▶ _INFORMATION PROVIDED_:
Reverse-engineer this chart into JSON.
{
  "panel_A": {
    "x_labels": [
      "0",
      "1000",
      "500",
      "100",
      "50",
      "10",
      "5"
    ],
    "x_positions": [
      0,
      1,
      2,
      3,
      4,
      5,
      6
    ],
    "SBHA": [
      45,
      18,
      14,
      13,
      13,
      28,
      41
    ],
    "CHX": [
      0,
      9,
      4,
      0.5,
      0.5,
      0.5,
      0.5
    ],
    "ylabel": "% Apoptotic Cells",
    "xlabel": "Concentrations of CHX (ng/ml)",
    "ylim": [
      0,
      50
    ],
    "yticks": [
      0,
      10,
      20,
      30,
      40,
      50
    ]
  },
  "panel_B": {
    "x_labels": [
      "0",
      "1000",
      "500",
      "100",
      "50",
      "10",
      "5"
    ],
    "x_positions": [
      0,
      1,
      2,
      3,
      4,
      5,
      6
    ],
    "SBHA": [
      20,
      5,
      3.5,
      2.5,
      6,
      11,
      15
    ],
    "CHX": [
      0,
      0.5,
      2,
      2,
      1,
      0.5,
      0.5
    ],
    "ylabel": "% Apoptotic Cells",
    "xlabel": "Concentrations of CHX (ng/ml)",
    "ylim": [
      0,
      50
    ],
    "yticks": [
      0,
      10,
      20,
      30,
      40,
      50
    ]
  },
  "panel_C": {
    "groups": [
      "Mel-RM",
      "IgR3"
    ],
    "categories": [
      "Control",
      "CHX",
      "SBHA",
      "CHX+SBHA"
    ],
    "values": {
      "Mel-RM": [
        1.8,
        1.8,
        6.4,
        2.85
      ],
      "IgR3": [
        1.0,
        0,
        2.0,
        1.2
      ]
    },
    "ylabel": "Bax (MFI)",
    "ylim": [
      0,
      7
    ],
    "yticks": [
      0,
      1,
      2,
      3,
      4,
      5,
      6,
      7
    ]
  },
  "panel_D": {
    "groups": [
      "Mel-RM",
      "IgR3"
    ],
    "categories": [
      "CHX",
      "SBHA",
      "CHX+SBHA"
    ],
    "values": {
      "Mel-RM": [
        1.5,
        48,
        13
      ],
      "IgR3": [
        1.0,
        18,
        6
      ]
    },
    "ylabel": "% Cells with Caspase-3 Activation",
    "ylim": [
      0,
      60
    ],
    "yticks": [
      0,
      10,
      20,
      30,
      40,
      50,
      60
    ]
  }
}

▶ _PROMPT_:
Would you copy each line of the records that contains "ylabel"?

▶ _WRITTEN RESPONSE_:
    "ylabel": "% Apoptotic Cells",
    "ylabel": "% Apoptotic Cells",
    "ylabel": "Bax (MFI)",
    "ylabel": "% Cells with Caspase-3 Activation",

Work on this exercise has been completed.